* _EXERCISE INSTRUCTIONS_
Copy the data word for word, keeping every line.

* _GIVEN INFORMATION_

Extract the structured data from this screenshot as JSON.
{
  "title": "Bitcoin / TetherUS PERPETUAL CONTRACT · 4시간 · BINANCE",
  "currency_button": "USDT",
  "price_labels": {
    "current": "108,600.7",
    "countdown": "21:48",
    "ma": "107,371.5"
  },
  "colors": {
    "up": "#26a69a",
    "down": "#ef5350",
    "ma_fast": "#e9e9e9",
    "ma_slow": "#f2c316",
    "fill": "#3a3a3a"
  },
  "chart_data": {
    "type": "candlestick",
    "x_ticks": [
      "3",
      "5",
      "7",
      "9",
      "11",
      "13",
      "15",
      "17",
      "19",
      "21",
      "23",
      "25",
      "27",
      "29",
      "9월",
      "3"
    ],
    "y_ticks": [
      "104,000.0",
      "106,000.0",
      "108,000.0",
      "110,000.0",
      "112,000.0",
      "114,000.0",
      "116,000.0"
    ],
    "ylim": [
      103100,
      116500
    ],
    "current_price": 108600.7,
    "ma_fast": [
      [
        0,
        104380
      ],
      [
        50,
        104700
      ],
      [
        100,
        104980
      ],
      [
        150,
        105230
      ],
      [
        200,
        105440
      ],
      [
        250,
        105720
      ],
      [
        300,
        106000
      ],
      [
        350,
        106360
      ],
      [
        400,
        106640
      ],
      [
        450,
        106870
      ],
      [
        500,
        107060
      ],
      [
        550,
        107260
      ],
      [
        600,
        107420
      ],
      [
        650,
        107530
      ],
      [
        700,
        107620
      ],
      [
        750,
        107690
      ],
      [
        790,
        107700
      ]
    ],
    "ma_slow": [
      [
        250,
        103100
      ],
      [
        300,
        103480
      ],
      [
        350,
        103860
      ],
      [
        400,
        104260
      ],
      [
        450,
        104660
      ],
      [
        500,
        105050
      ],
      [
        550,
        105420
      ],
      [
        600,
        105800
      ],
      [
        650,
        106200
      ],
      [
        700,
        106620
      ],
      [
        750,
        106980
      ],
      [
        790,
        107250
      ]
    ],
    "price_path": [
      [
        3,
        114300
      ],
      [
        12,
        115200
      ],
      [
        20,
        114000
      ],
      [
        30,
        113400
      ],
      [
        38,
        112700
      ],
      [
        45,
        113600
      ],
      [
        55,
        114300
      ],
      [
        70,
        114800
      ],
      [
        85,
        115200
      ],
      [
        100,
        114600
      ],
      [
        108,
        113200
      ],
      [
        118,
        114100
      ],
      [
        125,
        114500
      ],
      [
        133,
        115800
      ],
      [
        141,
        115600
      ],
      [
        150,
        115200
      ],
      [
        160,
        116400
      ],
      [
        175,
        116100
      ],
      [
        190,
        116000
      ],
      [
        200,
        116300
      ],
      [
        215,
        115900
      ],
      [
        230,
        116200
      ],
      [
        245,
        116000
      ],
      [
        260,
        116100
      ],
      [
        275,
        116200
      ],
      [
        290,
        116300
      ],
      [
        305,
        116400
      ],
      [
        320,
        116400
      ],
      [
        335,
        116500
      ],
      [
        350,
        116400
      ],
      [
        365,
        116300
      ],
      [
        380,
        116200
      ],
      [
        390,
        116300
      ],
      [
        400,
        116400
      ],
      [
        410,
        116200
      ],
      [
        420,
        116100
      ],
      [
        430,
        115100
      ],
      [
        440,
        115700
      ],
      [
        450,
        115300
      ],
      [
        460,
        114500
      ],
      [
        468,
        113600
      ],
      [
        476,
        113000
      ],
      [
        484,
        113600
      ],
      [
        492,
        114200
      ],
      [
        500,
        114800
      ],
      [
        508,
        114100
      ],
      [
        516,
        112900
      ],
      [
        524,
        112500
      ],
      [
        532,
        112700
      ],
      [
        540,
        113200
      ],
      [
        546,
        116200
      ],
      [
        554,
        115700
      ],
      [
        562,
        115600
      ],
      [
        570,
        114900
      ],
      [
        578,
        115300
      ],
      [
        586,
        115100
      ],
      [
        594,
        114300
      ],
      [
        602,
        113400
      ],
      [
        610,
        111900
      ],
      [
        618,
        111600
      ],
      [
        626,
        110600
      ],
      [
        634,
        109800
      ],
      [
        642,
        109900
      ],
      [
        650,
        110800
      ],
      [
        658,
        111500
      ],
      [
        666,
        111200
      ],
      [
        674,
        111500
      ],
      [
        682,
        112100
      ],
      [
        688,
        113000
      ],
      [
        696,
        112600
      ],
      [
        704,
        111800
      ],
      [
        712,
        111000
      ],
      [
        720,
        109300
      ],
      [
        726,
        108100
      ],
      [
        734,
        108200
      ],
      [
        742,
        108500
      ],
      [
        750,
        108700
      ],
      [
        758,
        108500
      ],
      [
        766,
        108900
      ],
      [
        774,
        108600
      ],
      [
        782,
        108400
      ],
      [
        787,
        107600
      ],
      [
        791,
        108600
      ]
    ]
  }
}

* _SOLUTION TO THE EXERCISE_
Extract the structured data from this screenshot as JSON.
{
  "title": "Bitcoin / TetherUS PERPETUAL CONTRACT · 4시간 · BINANCE",
  "currency_button": "USDT",
  "price_labels": {
    "current": "108,600.7",
    "countdown": "21:48",
    "ma": "107,371.5"
  },
  "colors": {
    "up": "#26a69a",
    "down": "#ef5350",
    "ma_fast": "#e9e9e9",
    "ma_slow": "#f2c316",
    "fill": "#3a3a3a"
  },
  "chart_data": {
    "type": "candlestick",
    "x_ticks": [
      "3",
      "5",
      "7",
      "9",
      "11",
      "13",
      "15",
      "17",
      "19",
      "21",
      "23",
      "25",
      "27",
      "29",
      "9월",
      "3"
    ],
    "y_ticks": [
      "104,000.0",
      "106,000.0",
      "108,000.0",
      "110,000.0",
      "112,000.0",
      "114,000.0",
      "116,000.0"
    ],
    "ylim": [
      103100,
      116500
    ],
    "current_price": 108600.7,
    "ma_fast": [
      [
        0,
        104380
      ],
      [
        50,
        104700
      ],
      [
        100,
        104980
      ],
      [
        150,
        105230
      ],
      [
        200,
        105440
      ],
      [
        250,
        105720
      ],
      [
        300,
        106000
      ],
      [
        350,
        106360
      ],
      [
        400,
        106640
      ],
      [
        450,
        106870
      ],
      [
        500,
        107060
      ],
      [
        550,
        107260
      ],
      [
        600,
        107420
      ],
      [
        650,
        107530
      ],
      [
        700,
        107620
      ],
      [
        750,
        107690
      ],
      [
        790,
        107700
      ]
    ],
    "ma_slow": [
      [
        250,
        103100
      ],
      [
        300,
        103480
      ],
      [
        350,
        103860
      ],
      [
        400,
        104260
      ],
      [
        450,
        104660
      ],
      [
        500,
        105050
      ],
      [
        550,
        105420
      ],
      [
        600,
        105800
      ],
      [
        650,
        106200
      ],
      [
        700,
        106620
      ],
      [
        750,
        106980
      ],
      [
        790,
        107250
      ]
    ],
    "price_path": [
      [
        3,
        114300
      ],
      [
        12,
        115200
      ],
      [
        20,
        114000
      ],
      [
        30,
        113400
      ],
      [
        38,
        112700
      ],
      [
        45,
        113600
      ],
      [
        55,
        114300
      ],
      [
        70,
        114800
      ],
      [
        85,
        115200
      ],
      [
        100,
        114600
      ],
      [
        108,
        113200
      ],
      [
        118,
        114100
      ],
      [
        125,
        114500
      ],
      [
        133,
        115800
      ],
      [
        141,
        115600
      ],
      [
        150,
        115200
      ],
      [
        160,
        116400
      ],
      [
        175,
        116100
      ],
      [
        190,
        116000
      ],
      [
        200,
        116300
      ],
      [
        215,
        115900
      ],
      [
        230,
        116200
      ],
      [
        245,
        116000
      ],
      [
        260,
        116100
      ],
      [
        275,
        116200
      ],
      [
        290,
        116300
      ],
      [
        305,
        116400
      ],
      [
        320,
        116400
      ],
      [
        335,
        116500
      ],
      [
        350,
        116400
      ],
      [
        365,
        116300
      ],
      [
        380,
        116200
      ],
      [
        390,
        116300
      ],
      [
        400,
        116400
      ],
      [
        410,
        116200
      ],
      [
        420,
        116100
      ],
      [
        430,
        115100
      ],
      [
        440,
        115700
      ],
      [
        450,
        115300
      ],
      [
        460,
        114500
      ],
      [
        468,
        113600
      ],
      [
        476,
        113000
      ],
      [
        484,
        113600
      ],
      [
        492,
        114200
      ],
      [
        500,
        114800
      ],
      [
        508,
        114100
      ],
      [
        516,
        112900
      ],
      [
        524,
        112500
      ],
      [
        532,
        112700
      ],
      [
        540,
        113200
      ],
      [
        546,
        116200
      ],
      [
        554,
        115700
      ],
      [
        562,
        115600
      ],
      [
        570,
        114900
      ],
      [
        578,
        115300
      ],
      [
        586,
        115100
      ],
      [
        594,
        114300
      ],
      [
        602,
        113400
      ],
      [
        610,
        111900
      ],
      [
        618,
        111600
      ],
      [
        626,
        110600
      ],
      [
        634,
        109800
      ],
      [
        642,
        109900
      ],
      [
        650,
        110800
      ],
      [
        658,
        111500
      ],
      [
        666,
        111200
      ],
      [
        674,
        111500
      ],
      [
        682,
        112100
      ],
      [
        688,
        113000
      ],
      [
        696,
        112600
      ],
      [
        704,
        111800
      ],
      [
        712,
        111000
      ],
      [
        720,
        109300
      ],
      [
        726,
        108100
      ],
      [
        734,
        108200
      ],
      [
        742,
        108500
      ],
      [
        750,
        108700
      ],
      [
        758,
        108500
      ],
      [
        766,
        108900
      ],
      [
        774,
        108600
      ],
      [
        782,
        108400
      ],
      [
        787,
        107600
      ],
      [
        791,
        108600
      ]
    ]
  }
}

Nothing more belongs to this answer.